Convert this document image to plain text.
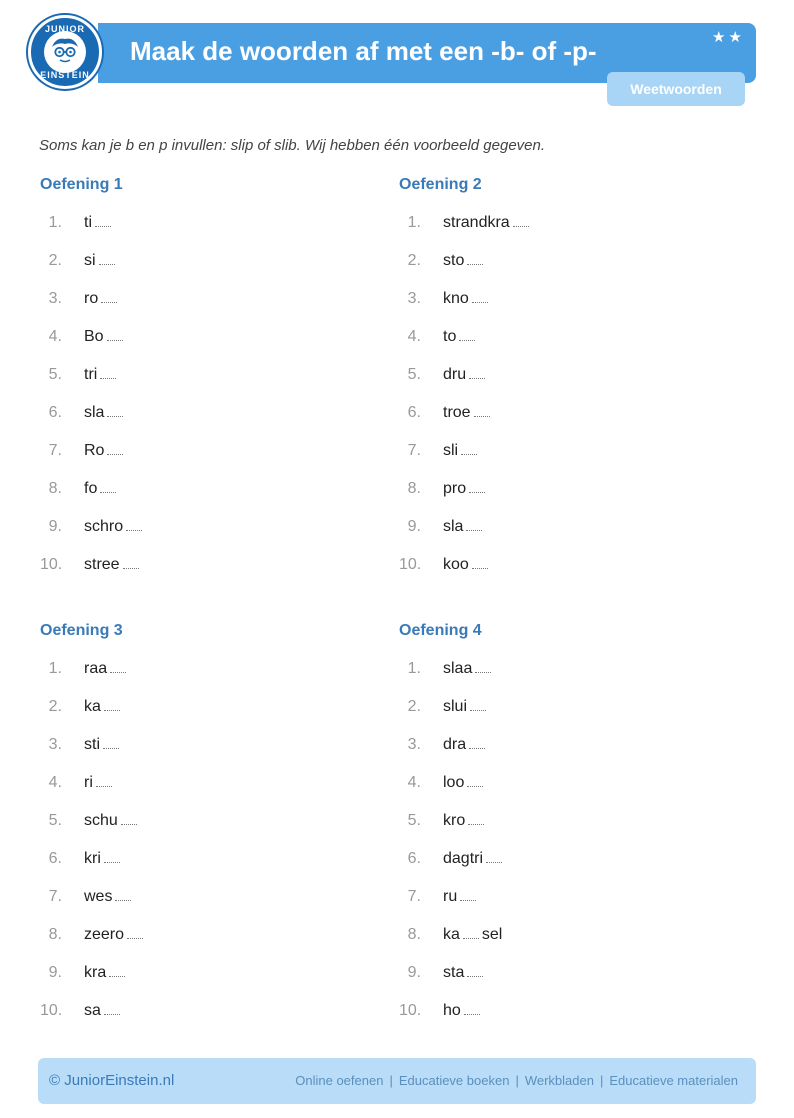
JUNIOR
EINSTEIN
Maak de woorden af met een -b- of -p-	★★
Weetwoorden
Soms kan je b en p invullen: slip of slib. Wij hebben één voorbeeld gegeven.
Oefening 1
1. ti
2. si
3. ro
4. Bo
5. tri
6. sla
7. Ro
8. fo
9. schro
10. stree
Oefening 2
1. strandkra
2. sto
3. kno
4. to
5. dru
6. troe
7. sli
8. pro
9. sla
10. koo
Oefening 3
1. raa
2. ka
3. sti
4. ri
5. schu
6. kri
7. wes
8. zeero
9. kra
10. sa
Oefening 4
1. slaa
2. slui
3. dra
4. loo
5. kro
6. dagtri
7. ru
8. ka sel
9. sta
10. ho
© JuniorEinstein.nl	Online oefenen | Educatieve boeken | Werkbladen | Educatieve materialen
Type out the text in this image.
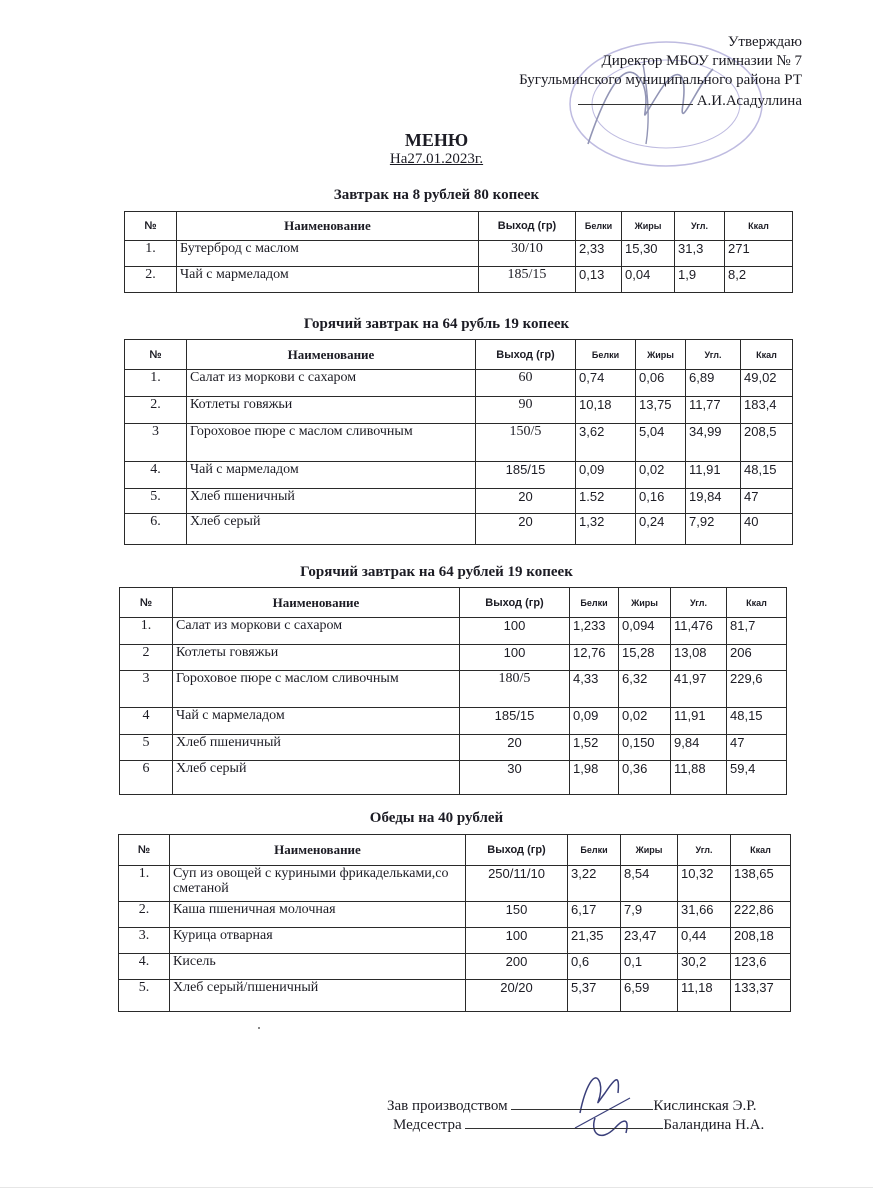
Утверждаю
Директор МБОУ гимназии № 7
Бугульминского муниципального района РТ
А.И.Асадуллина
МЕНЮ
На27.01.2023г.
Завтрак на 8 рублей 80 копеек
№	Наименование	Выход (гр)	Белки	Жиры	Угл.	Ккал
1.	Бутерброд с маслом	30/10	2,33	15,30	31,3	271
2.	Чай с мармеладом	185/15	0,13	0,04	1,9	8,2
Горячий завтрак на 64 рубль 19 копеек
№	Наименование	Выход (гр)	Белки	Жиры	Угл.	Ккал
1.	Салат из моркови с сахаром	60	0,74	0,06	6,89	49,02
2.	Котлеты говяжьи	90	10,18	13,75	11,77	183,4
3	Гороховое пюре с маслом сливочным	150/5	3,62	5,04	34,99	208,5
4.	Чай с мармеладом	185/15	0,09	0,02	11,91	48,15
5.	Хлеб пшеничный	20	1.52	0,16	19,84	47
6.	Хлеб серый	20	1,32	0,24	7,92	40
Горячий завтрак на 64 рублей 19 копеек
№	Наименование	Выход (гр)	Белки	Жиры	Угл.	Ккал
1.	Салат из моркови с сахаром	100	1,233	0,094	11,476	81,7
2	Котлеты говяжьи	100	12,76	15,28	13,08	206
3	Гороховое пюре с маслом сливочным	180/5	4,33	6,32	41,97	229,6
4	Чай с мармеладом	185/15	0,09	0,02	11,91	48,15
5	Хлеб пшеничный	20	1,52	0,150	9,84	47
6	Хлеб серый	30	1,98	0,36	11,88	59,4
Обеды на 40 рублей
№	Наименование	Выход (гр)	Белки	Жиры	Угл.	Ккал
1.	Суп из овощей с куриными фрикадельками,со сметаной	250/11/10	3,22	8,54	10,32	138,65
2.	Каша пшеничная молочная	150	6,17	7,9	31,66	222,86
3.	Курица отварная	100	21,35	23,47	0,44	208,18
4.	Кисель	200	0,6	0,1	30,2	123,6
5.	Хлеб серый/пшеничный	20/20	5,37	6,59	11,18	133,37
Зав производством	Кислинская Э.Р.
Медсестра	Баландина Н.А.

################

## GOAL:
The answer is the number of lines in the preceding material that hold "говяжьи"; write that number and nothing else.

## SOLVED EXERCISE:
2